Write out the listing below in full and exactly, leaving out every picture.
··········
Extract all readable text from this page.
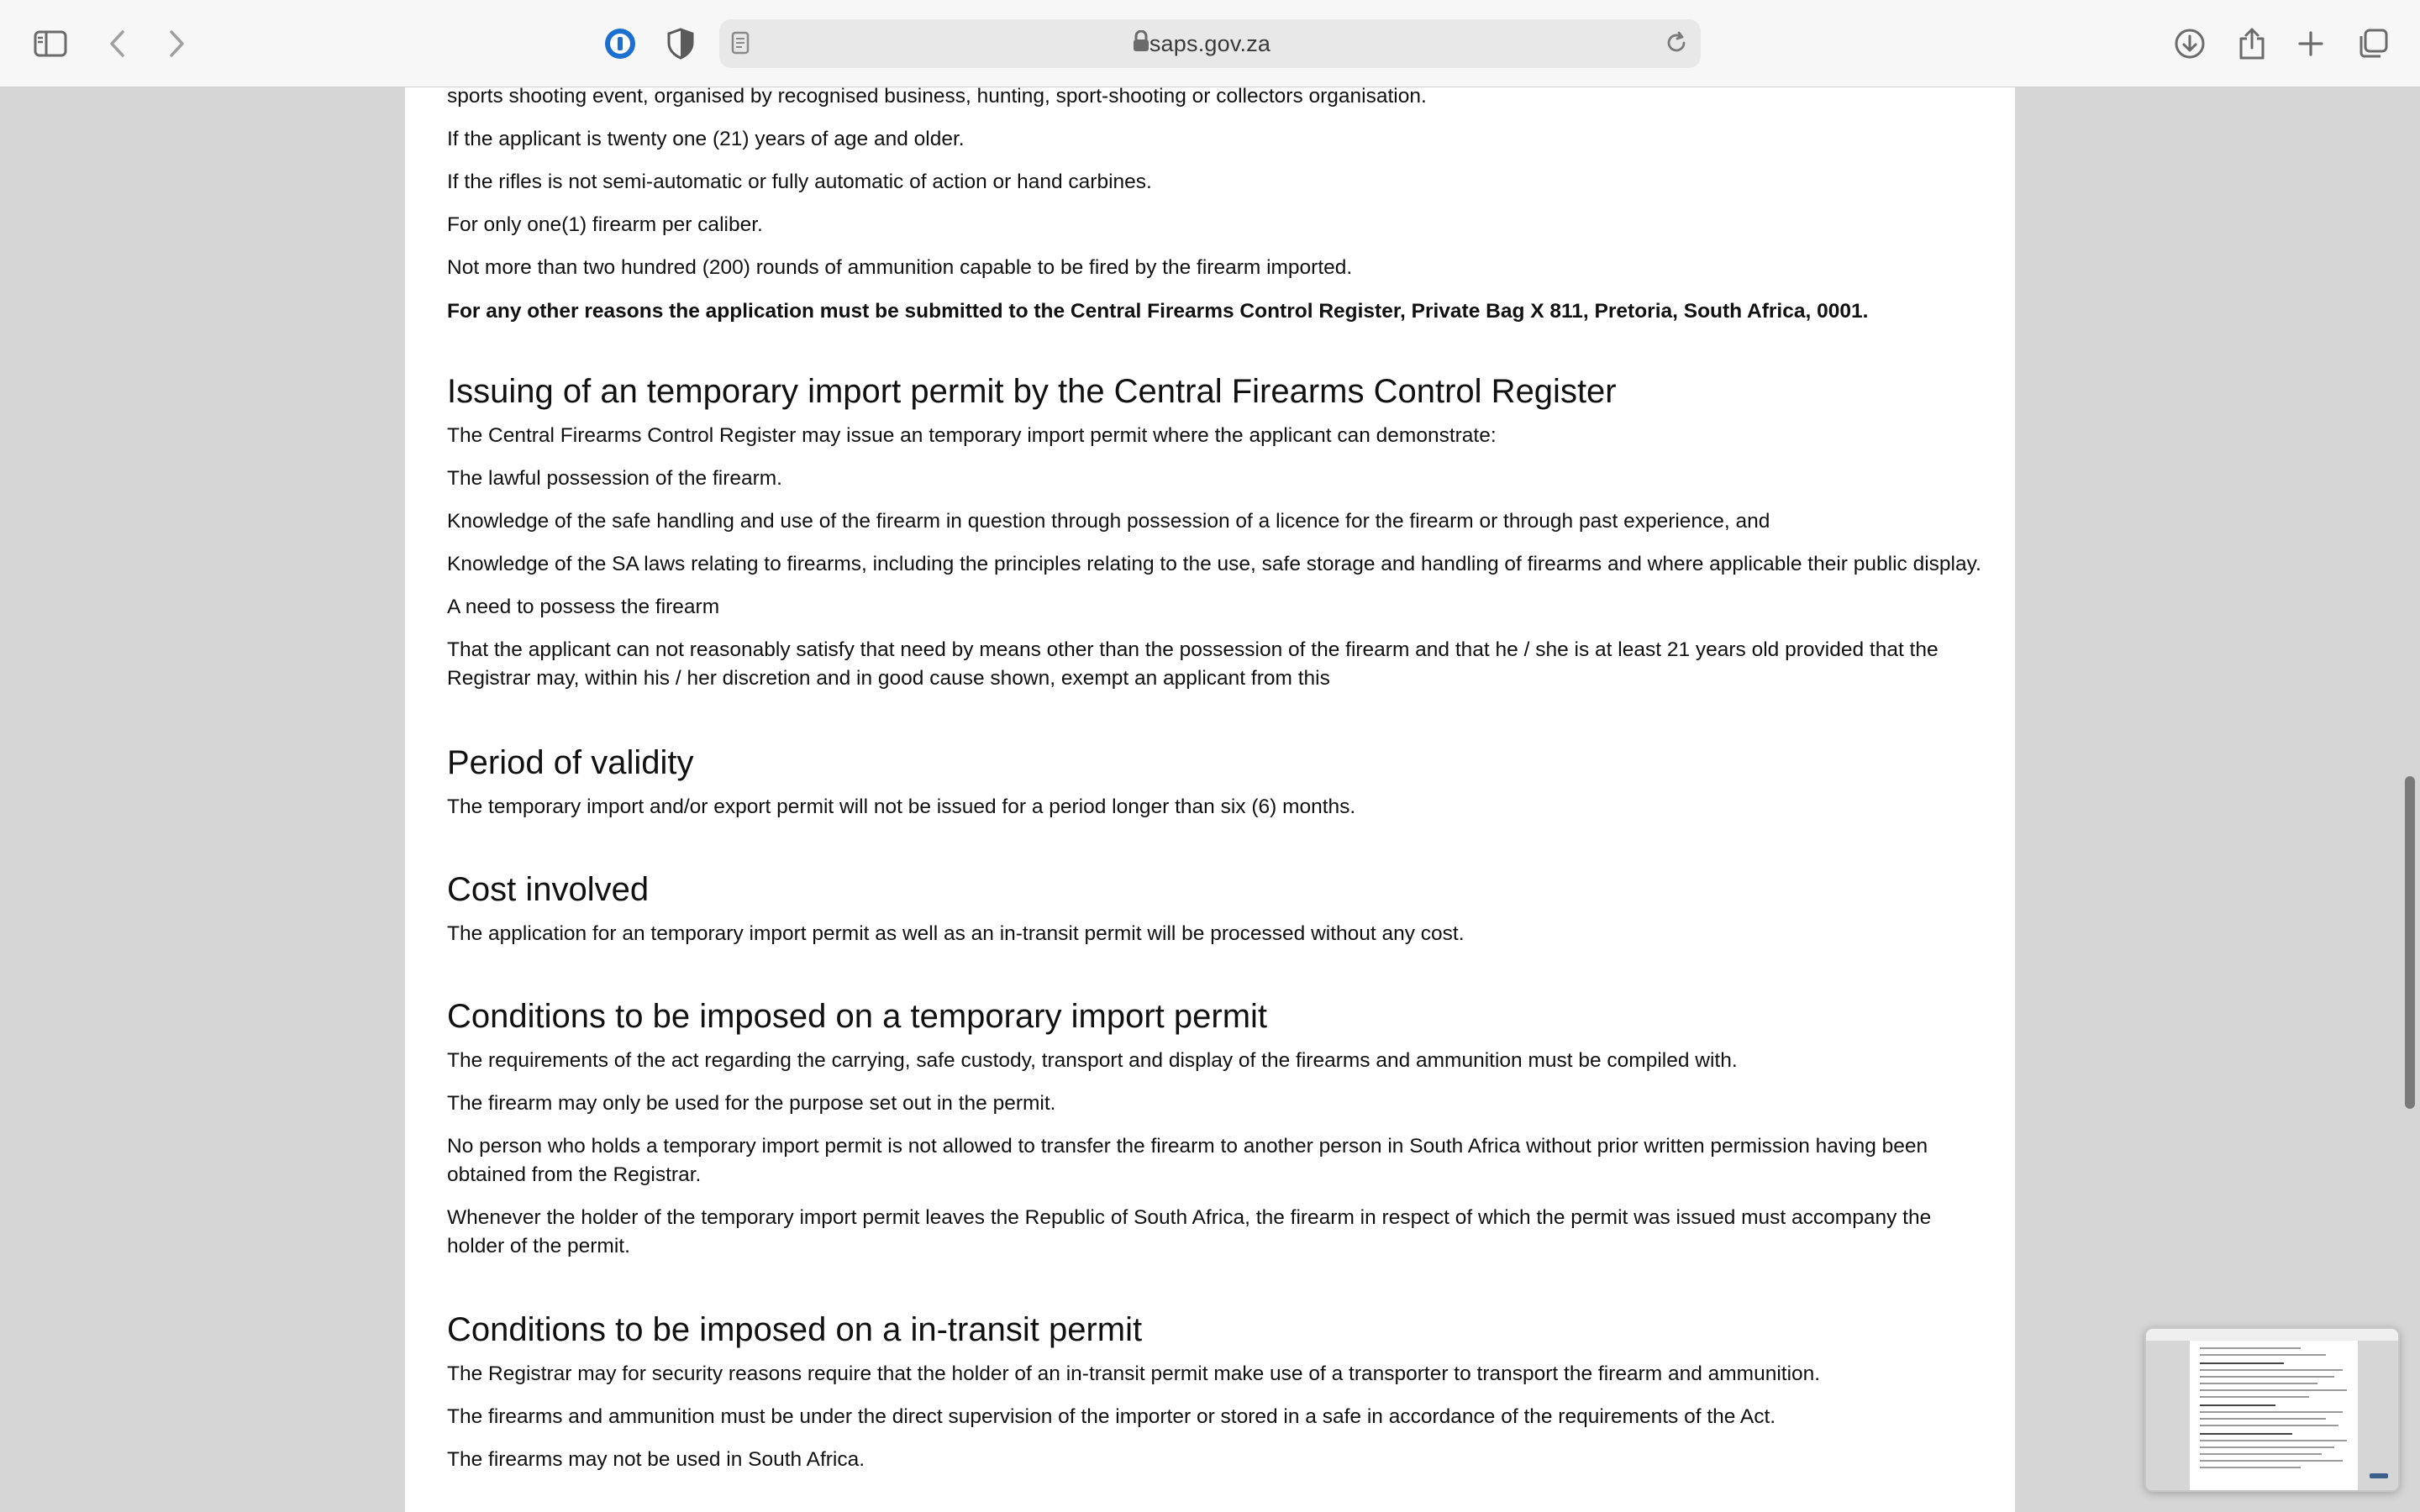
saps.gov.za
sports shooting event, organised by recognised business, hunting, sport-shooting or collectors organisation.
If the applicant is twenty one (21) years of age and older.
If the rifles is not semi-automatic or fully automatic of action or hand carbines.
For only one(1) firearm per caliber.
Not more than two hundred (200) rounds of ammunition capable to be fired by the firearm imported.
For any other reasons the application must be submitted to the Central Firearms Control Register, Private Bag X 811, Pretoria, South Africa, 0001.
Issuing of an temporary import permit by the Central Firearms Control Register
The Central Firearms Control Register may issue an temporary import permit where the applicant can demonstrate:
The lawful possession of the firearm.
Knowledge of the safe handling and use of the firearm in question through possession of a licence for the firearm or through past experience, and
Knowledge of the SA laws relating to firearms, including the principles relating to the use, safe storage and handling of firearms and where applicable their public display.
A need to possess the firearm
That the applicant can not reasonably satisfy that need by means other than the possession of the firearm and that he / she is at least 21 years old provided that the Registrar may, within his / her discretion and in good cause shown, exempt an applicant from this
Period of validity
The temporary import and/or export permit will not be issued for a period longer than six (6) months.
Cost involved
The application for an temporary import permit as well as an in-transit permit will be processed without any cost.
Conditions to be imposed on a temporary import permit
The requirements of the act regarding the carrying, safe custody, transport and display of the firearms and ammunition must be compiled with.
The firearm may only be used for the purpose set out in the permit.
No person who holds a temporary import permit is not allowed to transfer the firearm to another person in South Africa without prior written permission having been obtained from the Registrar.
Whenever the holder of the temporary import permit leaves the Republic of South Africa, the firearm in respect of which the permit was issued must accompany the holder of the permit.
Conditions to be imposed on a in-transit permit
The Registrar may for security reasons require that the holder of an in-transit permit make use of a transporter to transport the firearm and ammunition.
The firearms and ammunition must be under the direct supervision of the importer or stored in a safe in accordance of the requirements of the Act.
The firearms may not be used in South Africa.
··········
:: ANSWER TO THE EXERCISE ::
Extract all readable text from this page.
saps.gov.za
sports shooting event, organised by recognised business, hunting, sport-shooting or collectors organisation.
If the applicant is twenty one (21) years of age and older.
If the rifles is not semi-automatic or fully automatic of action or hand carbines.
For only one(1) firearm per caliber.
Not more than two hundred (200) rounds of ammunition capable to be fired by the firearm imported.
For any other reasons the application must be submitted to the Central Firearms Control Register, Private Bag X 811, Pretoria, South Africa, 0001.
Issuing of an temporary import permit by the Central Firearms Control Register
The Central Firearms Control Register may issue an temporary import permit where the applicant can demonstrate:
The lawful possession of the firearm.
Knowledge of the safe handling and use of the firearm in question through possession of a licence for the firearm or through past experience, and
Knowledge of the SA laws relating to firearms, including the principles relating to the use, safe storage and handling of firearms and where applicable their public display.
A need to possess the firearm
That the applicant can not reasonably satisfy that need by means other than the possession of the firearm and that he / she is at least 21 years old provided that the Registrar may, within his / her discretion and in good cause shown, exempt an applicant from this
Period of validity
The temporary import and/or export permit will not be issued for a period longer than six (6) months.
Cost involved
The application for an temporary import permit as well as an in-transit permit will be processed without any cost.
Conditions to be imposed on a temporary import permit
The requirements of the act regarding the carrying, safe custody, transport and display of the firearms and ammunition must be compiled with.
The firearm may only be used for the purpose set out in the permit.
No person who holds a temporary import permit is not allowed to transfer the firearm to another person in South Africa without prior written permission having been obtained from the Registrar.
Whenever the holder of the temporary import permit leaves the Republic of South Africa, the firearm in respect of which the permit was issued must accompany the holder of the permit.
Conditions to be imposed on a in-transit permit
The Registrar may for security reasons require that the holder of an in-transit permit make use of a transporter to transport the firearm and ammunition.
The firearms and ammunition must be under the direct supervision of the importer or stored in a safe in accordance of the requirements of the Act.
The firearms may not be used in South Africa.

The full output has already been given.